Aim: Scan the records below for the word "example" and give only the number of lines that hold it.

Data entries
********

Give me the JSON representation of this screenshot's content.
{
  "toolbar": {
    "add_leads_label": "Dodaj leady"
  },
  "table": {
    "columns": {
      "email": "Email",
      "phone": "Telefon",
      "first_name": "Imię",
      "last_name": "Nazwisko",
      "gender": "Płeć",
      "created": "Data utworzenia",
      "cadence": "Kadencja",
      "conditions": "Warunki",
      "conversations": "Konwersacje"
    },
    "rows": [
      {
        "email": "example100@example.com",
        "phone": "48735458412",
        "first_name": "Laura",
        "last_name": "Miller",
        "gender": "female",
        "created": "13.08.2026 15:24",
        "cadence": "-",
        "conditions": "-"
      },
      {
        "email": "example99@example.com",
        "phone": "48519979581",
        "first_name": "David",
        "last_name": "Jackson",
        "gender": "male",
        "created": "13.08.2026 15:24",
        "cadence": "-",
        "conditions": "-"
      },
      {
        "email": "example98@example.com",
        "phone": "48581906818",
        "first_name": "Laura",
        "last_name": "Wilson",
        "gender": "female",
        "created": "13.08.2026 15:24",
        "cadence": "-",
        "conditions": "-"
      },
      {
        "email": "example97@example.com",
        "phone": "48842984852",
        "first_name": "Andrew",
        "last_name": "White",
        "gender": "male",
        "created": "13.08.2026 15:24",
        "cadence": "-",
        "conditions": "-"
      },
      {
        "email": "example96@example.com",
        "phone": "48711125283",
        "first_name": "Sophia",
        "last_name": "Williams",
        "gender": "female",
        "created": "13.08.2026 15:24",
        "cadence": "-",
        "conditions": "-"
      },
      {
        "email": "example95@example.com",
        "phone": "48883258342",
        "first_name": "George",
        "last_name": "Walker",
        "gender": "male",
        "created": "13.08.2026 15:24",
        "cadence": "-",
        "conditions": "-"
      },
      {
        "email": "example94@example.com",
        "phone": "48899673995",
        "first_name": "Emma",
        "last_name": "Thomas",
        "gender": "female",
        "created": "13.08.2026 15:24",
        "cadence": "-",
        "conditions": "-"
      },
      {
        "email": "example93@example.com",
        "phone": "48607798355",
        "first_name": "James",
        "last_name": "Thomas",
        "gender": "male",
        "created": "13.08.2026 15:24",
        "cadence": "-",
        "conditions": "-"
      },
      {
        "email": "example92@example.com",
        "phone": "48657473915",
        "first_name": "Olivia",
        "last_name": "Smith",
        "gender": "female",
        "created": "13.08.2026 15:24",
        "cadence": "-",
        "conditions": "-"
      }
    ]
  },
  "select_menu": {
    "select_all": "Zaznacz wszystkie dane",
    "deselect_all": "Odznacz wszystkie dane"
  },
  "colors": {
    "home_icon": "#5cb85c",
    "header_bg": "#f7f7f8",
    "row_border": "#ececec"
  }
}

********

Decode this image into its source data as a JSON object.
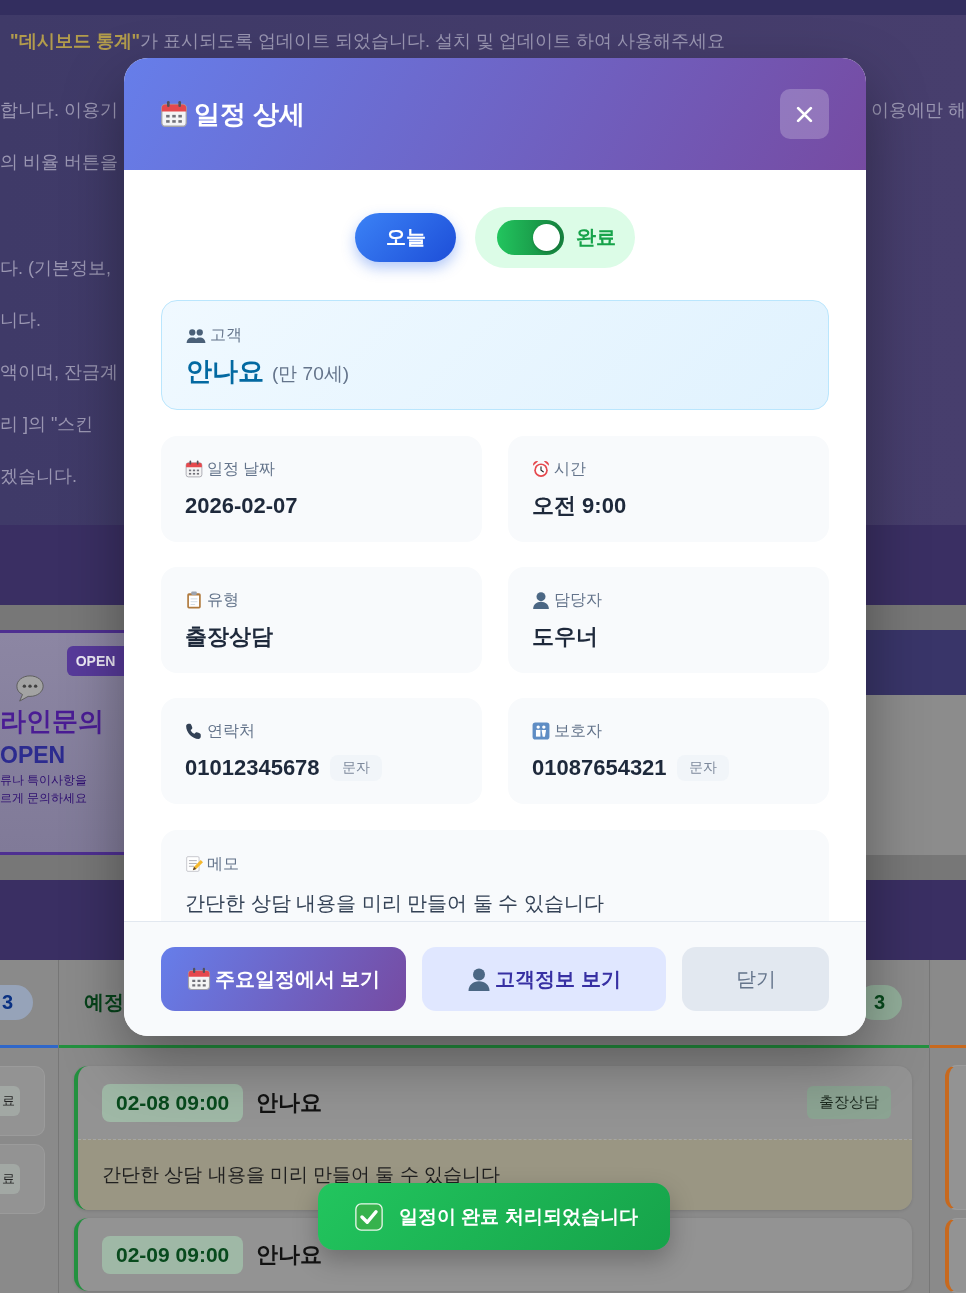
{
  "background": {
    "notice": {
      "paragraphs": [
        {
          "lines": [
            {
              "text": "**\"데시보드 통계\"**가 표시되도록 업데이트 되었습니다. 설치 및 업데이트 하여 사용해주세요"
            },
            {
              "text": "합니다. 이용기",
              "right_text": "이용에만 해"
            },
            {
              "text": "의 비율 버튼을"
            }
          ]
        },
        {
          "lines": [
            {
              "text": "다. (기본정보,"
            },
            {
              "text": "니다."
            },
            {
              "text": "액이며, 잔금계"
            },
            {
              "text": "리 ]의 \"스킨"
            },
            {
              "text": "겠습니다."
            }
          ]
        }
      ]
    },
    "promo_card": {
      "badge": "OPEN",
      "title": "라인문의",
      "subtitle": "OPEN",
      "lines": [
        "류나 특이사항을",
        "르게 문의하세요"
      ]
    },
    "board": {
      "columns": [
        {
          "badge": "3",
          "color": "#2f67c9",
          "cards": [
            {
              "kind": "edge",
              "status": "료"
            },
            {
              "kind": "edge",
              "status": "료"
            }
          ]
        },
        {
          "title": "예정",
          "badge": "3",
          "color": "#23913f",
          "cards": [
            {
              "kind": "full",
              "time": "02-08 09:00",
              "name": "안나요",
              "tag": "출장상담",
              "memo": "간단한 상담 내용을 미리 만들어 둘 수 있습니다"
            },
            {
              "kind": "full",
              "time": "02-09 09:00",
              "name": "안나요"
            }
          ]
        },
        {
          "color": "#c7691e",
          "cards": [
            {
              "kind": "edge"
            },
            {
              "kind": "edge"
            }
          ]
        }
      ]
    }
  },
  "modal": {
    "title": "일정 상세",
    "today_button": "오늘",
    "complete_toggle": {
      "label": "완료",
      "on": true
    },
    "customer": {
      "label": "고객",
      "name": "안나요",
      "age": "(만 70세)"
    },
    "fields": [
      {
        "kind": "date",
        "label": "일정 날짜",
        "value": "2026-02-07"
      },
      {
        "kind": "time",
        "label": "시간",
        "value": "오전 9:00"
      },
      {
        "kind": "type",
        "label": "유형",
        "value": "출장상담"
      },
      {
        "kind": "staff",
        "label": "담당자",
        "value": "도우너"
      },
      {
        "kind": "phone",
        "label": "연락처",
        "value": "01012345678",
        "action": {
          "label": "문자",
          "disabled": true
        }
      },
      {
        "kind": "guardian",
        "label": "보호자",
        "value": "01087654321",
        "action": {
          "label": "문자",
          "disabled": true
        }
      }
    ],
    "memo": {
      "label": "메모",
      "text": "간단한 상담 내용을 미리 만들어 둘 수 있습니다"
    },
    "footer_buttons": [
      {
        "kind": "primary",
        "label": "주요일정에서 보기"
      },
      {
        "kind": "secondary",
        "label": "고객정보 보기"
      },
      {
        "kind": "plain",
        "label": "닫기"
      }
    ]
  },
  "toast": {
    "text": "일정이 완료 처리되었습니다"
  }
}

********

Result of the task: 9